- _What you are asked to do_: Everything from the line that contains "Transcribe this image's" through the last line of the listing must be copied exactly, with both of those lines included and no others.

# start of Material for the task

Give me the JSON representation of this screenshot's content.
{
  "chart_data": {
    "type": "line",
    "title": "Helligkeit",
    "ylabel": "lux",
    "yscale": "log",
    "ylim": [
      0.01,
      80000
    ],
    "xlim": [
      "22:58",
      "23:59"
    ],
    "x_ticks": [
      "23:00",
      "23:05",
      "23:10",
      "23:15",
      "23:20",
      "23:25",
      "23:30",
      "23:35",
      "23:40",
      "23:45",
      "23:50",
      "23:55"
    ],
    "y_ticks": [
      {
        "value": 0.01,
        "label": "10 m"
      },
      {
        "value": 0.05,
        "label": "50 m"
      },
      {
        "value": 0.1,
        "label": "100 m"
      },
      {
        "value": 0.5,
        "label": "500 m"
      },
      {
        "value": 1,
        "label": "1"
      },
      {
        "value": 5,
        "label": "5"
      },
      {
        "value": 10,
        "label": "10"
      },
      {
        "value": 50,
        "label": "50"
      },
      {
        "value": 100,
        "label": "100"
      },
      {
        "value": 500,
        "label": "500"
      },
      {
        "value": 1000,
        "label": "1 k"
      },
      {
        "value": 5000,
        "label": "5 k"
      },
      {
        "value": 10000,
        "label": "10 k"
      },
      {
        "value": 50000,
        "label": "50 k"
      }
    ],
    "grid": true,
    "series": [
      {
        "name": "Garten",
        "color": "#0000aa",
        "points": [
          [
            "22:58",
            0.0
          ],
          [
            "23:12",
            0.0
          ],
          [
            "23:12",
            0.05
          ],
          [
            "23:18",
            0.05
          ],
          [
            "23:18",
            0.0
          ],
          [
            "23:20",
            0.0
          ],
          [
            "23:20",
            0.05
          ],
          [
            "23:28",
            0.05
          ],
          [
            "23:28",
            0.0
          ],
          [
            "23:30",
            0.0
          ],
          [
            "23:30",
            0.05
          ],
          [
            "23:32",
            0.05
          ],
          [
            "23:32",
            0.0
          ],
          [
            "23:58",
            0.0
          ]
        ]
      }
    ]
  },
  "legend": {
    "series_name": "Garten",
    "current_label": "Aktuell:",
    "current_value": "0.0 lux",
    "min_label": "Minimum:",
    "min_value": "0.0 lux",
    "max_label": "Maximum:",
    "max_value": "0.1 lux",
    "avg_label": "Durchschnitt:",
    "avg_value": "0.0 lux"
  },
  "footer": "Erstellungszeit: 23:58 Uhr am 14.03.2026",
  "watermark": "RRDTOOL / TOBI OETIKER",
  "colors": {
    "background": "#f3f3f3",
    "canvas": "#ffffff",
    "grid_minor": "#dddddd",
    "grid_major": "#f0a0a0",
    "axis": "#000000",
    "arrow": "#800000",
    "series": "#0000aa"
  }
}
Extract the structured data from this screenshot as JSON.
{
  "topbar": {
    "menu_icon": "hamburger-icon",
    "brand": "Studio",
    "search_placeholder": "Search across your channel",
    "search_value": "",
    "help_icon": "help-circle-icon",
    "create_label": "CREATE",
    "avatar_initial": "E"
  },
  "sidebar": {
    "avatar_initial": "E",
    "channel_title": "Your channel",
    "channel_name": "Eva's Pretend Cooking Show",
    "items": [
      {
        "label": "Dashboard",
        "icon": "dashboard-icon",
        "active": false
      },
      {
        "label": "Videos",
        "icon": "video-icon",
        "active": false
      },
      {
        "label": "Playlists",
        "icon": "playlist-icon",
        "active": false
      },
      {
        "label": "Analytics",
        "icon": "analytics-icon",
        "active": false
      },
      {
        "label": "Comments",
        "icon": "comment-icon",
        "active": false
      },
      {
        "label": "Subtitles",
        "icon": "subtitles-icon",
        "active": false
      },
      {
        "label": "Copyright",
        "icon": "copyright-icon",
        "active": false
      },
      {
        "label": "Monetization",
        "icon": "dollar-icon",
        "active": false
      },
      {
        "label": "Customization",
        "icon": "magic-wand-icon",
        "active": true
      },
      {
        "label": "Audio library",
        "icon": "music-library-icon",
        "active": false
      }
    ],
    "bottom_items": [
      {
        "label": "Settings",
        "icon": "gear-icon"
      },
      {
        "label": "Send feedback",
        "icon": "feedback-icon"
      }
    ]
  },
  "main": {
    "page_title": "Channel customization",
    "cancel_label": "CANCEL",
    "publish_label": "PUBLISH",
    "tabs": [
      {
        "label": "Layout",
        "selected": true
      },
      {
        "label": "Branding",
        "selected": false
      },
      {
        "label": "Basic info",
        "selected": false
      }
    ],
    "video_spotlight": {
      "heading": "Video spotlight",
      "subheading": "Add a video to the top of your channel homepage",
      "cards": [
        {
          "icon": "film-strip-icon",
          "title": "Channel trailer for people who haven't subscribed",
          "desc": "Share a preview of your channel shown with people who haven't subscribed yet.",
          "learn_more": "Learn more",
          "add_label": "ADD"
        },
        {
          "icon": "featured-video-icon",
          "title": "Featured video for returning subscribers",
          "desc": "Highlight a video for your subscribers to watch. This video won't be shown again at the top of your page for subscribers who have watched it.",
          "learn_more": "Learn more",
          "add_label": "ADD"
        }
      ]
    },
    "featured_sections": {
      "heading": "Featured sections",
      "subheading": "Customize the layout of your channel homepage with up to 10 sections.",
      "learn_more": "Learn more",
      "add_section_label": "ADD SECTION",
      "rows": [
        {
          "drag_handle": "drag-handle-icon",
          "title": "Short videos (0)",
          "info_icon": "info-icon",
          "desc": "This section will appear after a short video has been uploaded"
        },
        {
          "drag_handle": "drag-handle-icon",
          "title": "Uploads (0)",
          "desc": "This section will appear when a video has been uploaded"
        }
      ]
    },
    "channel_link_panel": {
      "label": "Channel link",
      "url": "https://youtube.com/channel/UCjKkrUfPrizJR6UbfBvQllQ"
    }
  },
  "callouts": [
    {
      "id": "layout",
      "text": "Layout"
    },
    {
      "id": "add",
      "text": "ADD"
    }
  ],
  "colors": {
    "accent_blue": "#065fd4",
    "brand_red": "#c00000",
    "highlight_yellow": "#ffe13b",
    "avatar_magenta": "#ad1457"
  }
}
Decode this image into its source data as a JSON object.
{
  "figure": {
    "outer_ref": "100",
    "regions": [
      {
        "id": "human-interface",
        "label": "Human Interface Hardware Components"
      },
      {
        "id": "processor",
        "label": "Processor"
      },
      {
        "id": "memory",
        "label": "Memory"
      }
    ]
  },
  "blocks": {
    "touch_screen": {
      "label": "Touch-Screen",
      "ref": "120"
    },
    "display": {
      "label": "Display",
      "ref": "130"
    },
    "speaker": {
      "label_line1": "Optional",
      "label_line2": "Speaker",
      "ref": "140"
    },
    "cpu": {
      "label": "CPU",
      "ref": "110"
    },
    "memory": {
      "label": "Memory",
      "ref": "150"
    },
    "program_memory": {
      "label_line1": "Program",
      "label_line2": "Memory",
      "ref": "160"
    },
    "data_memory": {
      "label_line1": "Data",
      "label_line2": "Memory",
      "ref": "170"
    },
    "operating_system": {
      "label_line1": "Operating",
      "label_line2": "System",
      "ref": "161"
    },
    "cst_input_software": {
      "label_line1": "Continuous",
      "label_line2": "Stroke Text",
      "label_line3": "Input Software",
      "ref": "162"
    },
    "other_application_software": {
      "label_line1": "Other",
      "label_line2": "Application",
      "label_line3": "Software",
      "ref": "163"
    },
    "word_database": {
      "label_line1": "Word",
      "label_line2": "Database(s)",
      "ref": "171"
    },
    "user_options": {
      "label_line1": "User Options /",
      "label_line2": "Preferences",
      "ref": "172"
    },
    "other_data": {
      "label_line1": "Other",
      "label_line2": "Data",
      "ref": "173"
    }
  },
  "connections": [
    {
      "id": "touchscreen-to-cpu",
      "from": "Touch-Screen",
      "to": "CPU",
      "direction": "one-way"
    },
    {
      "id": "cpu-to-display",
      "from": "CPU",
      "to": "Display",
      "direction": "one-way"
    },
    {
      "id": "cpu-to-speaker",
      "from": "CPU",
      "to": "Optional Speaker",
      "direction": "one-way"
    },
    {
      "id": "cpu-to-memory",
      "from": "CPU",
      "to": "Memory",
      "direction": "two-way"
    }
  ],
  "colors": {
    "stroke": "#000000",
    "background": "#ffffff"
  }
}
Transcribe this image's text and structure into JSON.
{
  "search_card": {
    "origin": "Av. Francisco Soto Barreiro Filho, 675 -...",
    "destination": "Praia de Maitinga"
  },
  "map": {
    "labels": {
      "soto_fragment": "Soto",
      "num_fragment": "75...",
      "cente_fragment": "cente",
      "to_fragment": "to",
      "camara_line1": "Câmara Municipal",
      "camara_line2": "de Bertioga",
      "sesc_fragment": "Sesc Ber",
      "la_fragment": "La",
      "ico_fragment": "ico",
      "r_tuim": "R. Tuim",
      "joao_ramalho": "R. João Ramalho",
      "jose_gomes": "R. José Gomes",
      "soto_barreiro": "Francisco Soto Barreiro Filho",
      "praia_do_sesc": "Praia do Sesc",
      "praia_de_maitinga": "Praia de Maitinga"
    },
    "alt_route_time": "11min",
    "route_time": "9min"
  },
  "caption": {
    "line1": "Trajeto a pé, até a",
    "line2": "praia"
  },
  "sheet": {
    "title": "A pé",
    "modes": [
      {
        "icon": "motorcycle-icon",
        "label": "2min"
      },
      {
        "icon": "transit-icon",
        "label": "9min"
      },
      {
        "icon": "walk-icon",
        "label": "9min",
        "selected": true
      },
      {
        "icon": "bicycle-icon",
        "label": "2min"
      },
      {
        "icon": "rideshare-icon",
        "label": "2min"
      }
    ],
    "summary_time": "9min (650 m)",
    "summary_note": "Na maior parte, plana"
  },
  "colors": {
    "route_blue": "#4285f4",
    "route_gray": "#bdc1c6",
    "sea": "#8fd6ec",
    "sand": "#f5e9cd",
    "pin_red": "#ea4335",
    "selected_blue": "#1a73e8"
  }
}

# end of Material for the task

- _Written answer_:
Transcribe this image's text and structure into JSON.
{
  "search_card": {
    "origin": "Av. Francisco Soto Barreiro Filho, 675 -...",
    "destination": "Praia de Maitinga"
  },
  "map": {
    "labels": {
      "soto_fragment": "Soto",
      "num_fragment": "75...",
      "cente_fragment": "cente",
      "to_fragment": "to",
      "camara_line1": "Câmara Municipal",
      "camara_line2": "de Bertioga",
      "sesc_fragment": "Sesc Ber",
      "la_fragment": "La",
      "ico_fragment": "ico",
      "r_tuim": "R. Tuim",
      "joao_ramalho": "R. João Ramalho",
      "jose_gomes": "R. José Gomes",
      "soto_barreiro": "Francisco Soto Barreiro Filho",
      "praia_do_sesc": "Praia do Sesc",
      "praia_de_maitinga": "Praia de Maitinga"
    },
    "alt_route_time": "11min",
    "route_time": "9min"
  },
  "caption": {
    "line1": "Trajeto a pé, até a",
    "line2": "praia"
  },
  "sheet": {
    "title": "A pé",
    "modes": [
      {
        "icon": "motorcycle-icon",
        "label": "2min"
      },
      {
        "icon": "transit-icon",
        "label": "9min"
      },
      {
        "icon": "walk-icon",
        "label": "9min",
        "selected": true
      },
      {
        "icon": "bicycle-icon",
        "label": "2min"
      },
      {
        "icon": "rideshare-icon",
        "label": "2min"
      }
    ],
    "summary_time": "9min (650 m)",
    "summary_note": "Na maior parte, plana"
  },
  "colors": {
    "route_blue": "#4285f4",
    "route_gray": "#bdc1c6",
    "sea": "#8fd6ec",
    "sand": "#f5e9cd",
    "pin_red": "#ea4335",
    "selected_blue": "#1a73e8"
  }
}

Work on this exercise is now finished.